Give only the number of lines in the records that include the string "Surface".

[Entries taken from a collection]
☆ ☆ ☆
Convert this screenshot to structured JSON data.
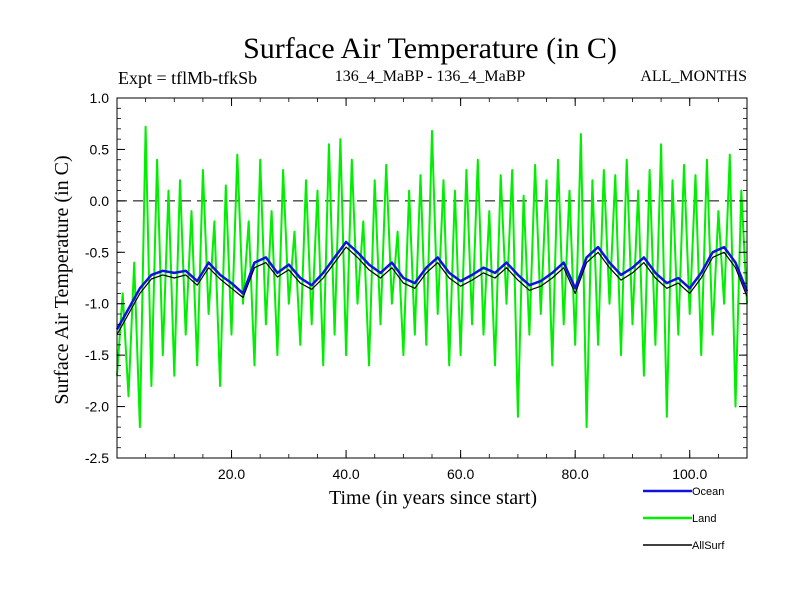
{
  "chart_data": {
    "type": "line",
    "title": "Surface Air Temperature (in C)",
    "subtitle_left": "Expt = tflMb-tfkSb",
    "subtitle_center": "136_4_MaBP - 136_4_MaBP",
    "subtitle_right": "ALL_MONTHS",
    "xlabel": "Time (in years since start)",
    "ylabel": "Surface Air Temperature (in C)",
    "xlim": [
      0,
      110
    ],
    "ylim": [
      -2.5,
      1.0
    ],
    "x_ticks": [
      20,
      40,
      60,
      80,
      100
    ],
    "x_tick_labels": [
      "20.0",
      "40.0",
      "60.0",
      "80.0",
      "100.0"
    ],
    "y_ticks": [
      1.0,
      0.5,
      0.0,
      -0.5,
      -1.0,
      -1.5,
      -2.0,
      -2.5
    ],
    "y_tick_labels": [
      "1.0",
      "0.5",
      "0.0",
      "-0.5",
      "-1.0",
      "-1.5",
      "-2.0",
      "-2.5"
    ],
    "reference_line": 0.0,
    "legend": {
      "placement": "bottom-right, outside plot",
      "entries": [
        "Ocean",
        "Land",
        "AllSurf"
      ]
    },
    "series": [
      {
        "name": "Ocean",
        "color": "#1010e0",
        "x": [
          0,
          2,
          4,
          6,
          8,
          10,
          12,
          14,
          16,
          18,
          20,
          22,
          24,
          26,
          28,
          30,
          32,
          34,
          36,
          38,
          40,
          42,
          44,
          46,
          48,
          50,
          52,
          54,
          56,
          58,
          60,
          62,
          64,
          66,
          68,
          70,
          72,
          74,
          76,
          78,
          80,
          82,
          84,
          86,
          88,
          90,
          92,
          94,
          96,
          98,
          100,
          102,
          104,
          106,
          108,
          110
        ],
        "values": [
          -1.25,
          -1.05,
          -0.85,
          -0.72,
          -0.68,
          -0.7,
          -0.68,
          -0.78,
          -0.6,
          -0.72,
          -0.8,
          -0.9,
          -0.6,
          -0.55,
          -0.7,
          -0.62,
          -0.75,
          -0.82,
          -0.7,
          -0.55,
          -0.4,
          -0.5,
          -0.62,
          -0.7,
          -0.6,
          -0.75,
          -0.8,
          -0.65,
          -0.55,
          -0.7,
          -0.78,
          -0.72,
          -0.65,
          -0.7,
          -0.6,
          -0.72,
          -0.82,
          -0.78,
          -0.7,
          -0.6,
          -0.85,
          -0.55,
          -0.45,
          -0.6,
          -0.72,
          -0.65,
          -0.55,
          -0.7,
          -0.8,
          -0.75,
          -0.85,
          -0.7,
          -0.5,
          -0.45,
          -0.6,
          -0.88
        ]
      },
      {
        "name": "Land",
        "color": "#00ee00",
        "x": [
          0,
          1,
          2,
          3,
          4,
          5,
          6,
          7,
          8,
          9,
          10,
          11,
          12,
          13,
          14,
          15,
          16,
          17,
          18,
          19,
          20,
          21,
          22,
          23,
          24,
          25,
          26,
          27,
          28,
          29,
          30,
          31,
          32,
          33,
          34,
          35,
          36,
          37,
          38,
          39,
          40,
          41,
          42,
          43,
          44,
          45,
          46,
          47,
          48,
          49,
          50,
          51,
          52,
          53,
          54,
          55,
          56,
          57,
          58,
          59,
          60,
          61,
          62,
          63,
          64,
          65,
          66,
          67,
          68,
          69,
          70,
          71,
          72,
          73,
          74,
          75,
          76,
          77,
          78,
          79,
          80,
          81,
          82,
          83,
          84,
          85,
          86,
          87,
          88,
          89,
          90,
          91,
          92,
          93,
          94,
          95,
          96,
          97,
          98,
          99,
          100,
          101,
          102,
          103,
          104,
          105,
          106,
          107,
          108,
          109,
          110
        ],
        "values": [
          -1.7,
          -0.9,
          -1.9,
          -0.6,
          -2.2,
          0.72,
          -1.8,
          0.4,
          -1.5,
          0.1,
          -1.7,
          0.2,
          -1.3,
          -0.1,
          -1.6,
          0.3,
          -1.1,
          -0.2,
          -1.8,
          0.15,
          -1.3,
          0.45,
          -1.0,
          -0.2,
          -1.6,
          0.4,
          -1.2,
          -0.1,
          -1.5,
          0.3,
          -1.0,
          -0.3,
          -1.4,
          0.2,
          -1.2,
          0.1,
          -1.6,
          0.55,
          -1.3,
          0.6,
          -1.5,
          0.4,
          -1.0,
          -0.2,
          -1.6,
          0.2,
          -1.2,
          0.35,
          -1.0,
          -0.3,
          -1.5,
          0.1,
          -1.3,
          0.25,
          -1.4,
          0.68,
          -1.1,
          0.2,
          -1.6,
          0.1,
          -1.5,
          0.3,
          -1.2,
          0.4,
          -1.3,
          -0.1,
          -1.6,
          0.25,
          -1.0,
          0.3,
          -2.1,
          0.05,
          -1.3,
          0.35,
          -1.1,
          0.2,
          -1.6,
          0.4,
          -1.2,
          0.1,
          -1.4,
          0.65,
          -2.2,
          0.2,
          -1.4,
          0.3,
          -1.0,
          0.25,
          -1.5,
          0.4,
          -1.2,
          0.1,
          -1.7,
          0.3,
          -1.4,
          0.55,
          -2.1,
          0.2,
          -1.3,
          0.35,
          -1.1,
          0.25,
          -1.5,
          0.4,
          -1.3,
          -0.1,
          -1.0,
          0.45,
          -2.0,
          0.1,
          -1.0
        ]
      },
      {
        "name": "AllSurf",
        "color": "#000000",
        "x": [
          0,
          2,
          4,
          6,
          8,
          10,
          12,
          14,
          16,
          18,
          20,
          22,
          24,
          26,
          28,
          30,
          32,
          34,
          36,
          38,
          40,
          42,
          44,
          46,
          48,
          50,
          52,
          54,
          56,
          58,
          60,
          62,
          64,
          66,
          68,
          70,
          72,
          74,
          76,
          78,
          80,
          82,
          84,
          86,
          88,
          90,
          92,
          94,
          96,
          98,
          100,
          102,
          104,
          106,
          108,
          110
        ],
        "values": [
          -1.3,
          -1.1,
          -0.9,
          -0.76,
          -0.72,
          -0.75,
          -0.72,
          -0.82,
          -0.65,
          -0.76,
          -0.85,
          -0.94,
          -0.65,
          -0.6,
          -0.74,
          -0.67,
          -0.8,
          -0.86,
          -0.75,
          -0.6,
          -0.45,
          -0.55,
          -0.67,
          -0.75,
          -0.65,
          -0.8,
          -0.85,
          -0.7,
          -0.6,
          -0.75,
          -0.83,
          -0.77,
          -0.7,
          -0.75,
          -0.65,
          -0.77,
          -0.87,
          -0.83,
          -0.75,
          -0.65,
          -0.9,
          -0.6,
          -0.5,
          -0.65,
          -0.77,
          -0.7,
          -0.6,
          -0.75,
          -0.85,
          -0.8,
          -0.9,
          -0.75,
          -0.55,
          -0.5,
          -0.65,
          -0.93
        ]
      }
    ]
  }
}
☆ ☆ ☆
### EXPECTED ANSWER
2